Records follow. Copy every line with "image".

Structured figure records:
^^^^^^^^

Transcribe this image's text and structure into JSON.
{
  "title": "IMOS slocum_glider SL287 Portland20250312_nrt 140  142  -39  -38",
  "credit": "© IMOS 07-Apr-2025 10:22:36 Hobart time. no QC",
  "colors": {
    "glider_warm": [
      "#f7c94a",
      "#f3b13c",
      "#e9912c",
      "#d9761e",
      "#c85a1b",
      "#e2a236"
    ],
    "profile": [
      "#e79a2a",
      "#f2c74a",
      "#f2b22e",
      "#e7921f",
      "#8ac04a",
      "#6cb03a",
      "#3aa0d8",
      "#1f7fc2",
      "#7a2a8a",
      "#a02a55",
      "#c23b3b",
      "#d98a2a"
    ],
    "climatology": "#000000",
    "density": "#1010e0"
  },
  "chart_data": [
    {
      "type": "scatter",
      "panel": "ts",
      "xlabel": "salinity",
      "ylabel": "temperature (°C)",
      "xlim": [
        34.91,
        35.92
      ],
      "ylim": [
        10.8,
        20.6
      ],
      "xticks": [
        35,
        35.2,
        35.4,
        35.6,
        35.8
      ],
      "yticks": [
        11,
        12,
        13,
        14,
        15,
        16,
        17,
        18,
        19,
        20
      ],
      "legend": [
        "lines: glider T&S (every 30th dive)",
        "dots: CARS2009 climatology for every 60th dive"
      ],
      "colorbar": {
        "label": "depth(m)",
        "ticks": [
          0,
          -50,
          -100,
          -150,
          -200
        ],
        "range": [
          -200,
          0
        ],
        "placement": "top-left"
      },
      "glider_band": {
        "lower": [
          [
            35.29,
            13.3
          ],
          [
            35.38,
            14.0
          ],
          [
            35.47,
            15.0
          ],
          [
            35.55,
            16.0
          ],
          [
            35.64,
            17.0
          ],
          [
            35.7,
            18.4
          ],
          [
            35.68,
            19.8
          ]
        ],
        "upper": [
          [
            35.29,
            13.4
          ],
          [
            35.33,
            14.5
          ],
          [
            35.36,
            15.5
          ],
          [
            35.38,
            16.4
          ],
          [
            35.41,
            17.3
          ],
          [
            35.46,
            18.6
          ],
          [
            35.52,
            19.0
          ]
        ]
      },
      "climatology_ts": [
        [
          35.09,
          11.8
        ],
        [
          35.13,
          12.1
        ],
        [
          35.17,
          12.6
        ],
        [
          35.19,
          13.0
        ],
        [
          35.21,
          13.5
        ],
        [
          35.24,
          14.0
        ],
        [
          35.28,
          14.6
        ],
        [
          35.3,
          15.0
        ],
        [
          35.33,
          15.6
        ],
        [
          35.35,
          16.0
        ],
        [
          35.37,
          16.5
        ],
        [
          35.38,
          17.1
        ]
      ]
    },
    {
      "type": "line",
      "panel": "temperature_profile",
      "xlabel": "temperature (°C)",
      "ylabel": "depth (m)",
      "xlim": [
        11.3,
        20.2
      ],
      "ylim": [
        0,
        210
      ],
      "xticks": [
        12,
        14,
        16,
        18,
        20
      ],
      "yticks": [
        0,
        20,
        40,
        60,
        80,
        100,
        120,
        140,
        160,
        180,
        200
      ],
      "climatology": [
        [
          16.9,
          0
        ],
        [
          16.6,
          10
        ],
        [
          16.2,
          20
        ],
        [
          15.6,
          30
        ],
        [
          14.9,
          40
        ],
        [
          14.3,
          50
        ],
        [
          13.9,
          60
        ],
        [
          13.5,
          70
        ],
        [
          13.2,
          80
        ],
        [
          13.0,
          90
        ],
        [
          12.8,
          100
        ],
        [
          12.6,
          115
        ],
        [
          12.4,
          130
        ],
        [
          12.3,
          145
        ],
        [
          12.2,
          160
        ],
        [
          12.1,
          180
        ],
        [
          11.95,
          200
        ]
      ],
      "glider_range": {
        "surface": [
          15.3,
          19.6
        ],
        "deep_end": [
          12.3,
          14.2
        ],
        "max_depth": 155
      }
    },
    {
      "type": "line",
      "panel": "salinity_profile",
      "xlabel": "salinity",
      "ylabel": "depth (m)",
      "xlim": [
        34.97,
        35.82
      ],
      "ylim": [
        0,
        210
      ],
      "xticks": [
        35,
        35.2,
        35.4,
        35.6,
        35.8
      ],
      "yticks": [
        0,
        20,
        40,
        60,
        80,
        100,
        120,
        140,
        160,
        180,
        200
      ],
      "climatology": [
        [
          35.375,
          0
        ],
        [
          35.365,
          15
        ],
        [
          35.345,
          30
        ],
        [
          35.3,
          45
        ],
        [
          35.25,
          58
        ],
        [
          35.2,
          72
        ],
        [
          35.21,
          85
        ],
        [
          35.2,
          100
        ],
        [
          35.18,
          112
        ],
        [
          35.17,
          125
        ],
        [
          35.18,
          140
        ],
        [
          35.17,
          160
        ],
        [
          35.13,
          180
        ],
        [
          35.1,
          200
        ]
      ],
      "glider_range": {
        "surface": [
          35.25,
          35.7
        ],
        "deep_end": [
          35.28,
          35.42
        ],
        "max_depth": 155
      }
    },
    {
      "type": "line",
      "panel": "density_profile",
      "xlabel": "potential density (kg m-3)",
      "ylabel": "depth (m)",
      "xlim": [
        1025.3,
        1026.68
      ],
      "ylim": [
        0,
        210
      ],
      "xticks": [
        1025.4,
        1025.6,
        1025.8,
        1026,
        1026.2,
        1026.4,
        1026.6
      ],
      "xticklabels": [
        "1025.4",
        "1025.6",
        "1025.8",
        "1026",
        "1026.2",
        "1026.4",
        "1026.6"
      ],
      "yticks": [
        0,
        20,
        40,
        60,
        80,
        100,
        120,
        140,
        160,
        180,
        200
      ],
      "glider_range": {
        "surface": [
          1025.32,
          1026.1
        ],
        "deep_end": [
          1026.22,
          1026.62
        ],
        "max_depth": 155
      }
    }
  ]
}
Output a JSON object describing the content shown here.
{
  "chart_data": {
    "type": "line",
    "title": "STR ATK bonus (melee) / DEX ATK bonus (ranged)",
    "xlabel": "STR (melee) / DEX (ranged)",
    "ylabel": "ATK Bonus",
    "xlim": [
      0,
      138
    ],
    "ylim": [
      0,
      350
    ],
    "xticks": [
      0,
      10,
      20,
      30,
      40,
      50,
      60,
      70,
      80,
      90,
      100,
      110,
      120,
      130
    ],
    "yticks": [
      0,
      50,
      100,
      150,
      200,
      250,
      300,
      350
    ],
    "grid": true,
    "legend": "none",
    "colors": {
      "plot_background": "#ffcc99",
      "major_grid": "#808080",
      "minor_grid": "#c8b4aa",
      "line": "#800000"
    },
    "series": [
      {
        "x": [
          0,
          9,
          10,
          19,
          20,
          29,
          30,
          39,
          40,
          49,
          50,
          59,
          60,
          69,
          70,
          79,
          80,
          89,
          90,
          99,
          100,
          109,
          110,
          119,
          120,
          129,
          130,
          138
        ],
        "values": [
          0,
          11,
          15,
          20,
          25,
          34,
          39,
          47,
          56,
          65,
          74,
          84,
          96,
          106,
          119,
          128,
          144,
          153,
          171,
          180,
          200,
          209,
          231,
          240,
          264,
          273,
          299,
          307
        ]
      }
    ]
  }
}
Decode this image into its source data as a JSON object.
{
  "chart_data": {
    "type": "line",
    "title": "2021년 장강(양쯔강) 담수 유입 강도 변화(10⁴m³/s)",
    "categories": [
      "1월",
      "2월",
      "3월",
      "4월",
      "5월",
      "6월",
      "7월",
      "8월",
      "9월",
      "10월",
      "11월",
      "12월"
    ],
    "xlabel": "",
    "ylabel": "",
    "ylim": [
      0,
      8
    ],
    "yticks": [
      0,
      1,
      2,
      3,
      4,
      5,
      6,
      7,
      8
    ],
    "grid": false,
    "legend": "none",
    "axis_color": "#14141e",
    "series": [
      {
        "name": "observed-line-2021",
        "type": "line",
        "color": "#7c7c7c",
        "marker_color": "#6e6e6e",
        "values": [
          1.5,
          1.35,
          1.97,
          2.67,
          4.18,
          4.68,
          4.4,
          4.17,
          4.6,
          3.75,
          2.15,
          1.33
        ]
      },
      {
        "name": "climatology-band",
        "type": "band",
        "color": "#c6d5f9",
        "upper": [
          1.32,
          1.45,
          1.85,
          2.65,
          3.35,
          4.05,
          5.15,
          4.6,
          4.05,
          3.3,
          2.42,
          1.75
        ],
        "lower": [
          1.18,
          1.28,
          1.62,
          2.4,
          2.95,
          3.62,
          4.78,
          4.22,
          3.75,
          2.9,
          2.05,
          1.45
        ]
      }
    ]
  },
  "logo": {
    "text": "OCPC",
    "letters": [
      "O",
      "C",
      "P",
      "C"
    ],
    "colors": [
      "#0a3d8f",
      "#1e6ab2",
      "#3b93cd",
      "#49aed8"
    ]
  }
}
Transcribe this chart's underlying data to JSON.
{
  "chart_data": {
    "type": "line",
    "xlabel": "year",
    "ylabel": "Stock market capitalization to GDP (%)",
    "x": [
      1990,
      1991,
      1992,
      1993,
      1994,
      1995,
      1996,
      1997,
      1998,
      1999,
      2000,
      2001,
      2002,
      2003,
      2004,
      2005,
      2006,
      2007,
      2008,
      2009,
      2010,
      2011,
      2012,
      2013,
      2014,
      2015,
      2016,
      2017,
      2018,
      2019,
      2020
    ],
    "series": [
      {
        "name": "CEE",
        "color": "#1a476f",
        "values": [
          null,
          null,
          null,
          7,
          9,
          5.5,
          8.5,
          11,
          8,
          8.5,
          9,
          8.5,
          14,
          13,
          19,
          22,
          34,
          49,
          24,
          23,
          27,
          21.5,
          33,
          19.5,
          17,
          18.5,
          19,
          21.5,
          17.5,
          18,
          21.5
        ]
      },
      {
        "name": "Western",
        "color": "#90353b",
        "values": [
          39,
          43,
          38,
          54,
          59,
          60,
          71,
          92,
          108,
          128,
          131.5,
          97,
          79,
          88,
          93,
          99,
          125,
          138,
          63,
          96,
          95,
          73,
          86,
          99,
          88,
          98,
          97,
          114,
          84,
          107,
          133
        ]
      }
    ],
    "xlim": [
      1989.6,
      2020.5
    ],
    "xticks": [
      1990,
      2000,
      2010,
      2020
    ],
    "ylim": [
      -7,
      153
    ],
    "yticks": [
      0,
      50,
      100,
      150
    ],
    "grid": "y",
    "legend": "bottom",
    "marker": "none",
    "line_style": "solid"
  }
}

^^^^^^^^

- **Expected output**:
Transcribe this image's text and structure into JSON.
Decode this image into its source data as a JSON object.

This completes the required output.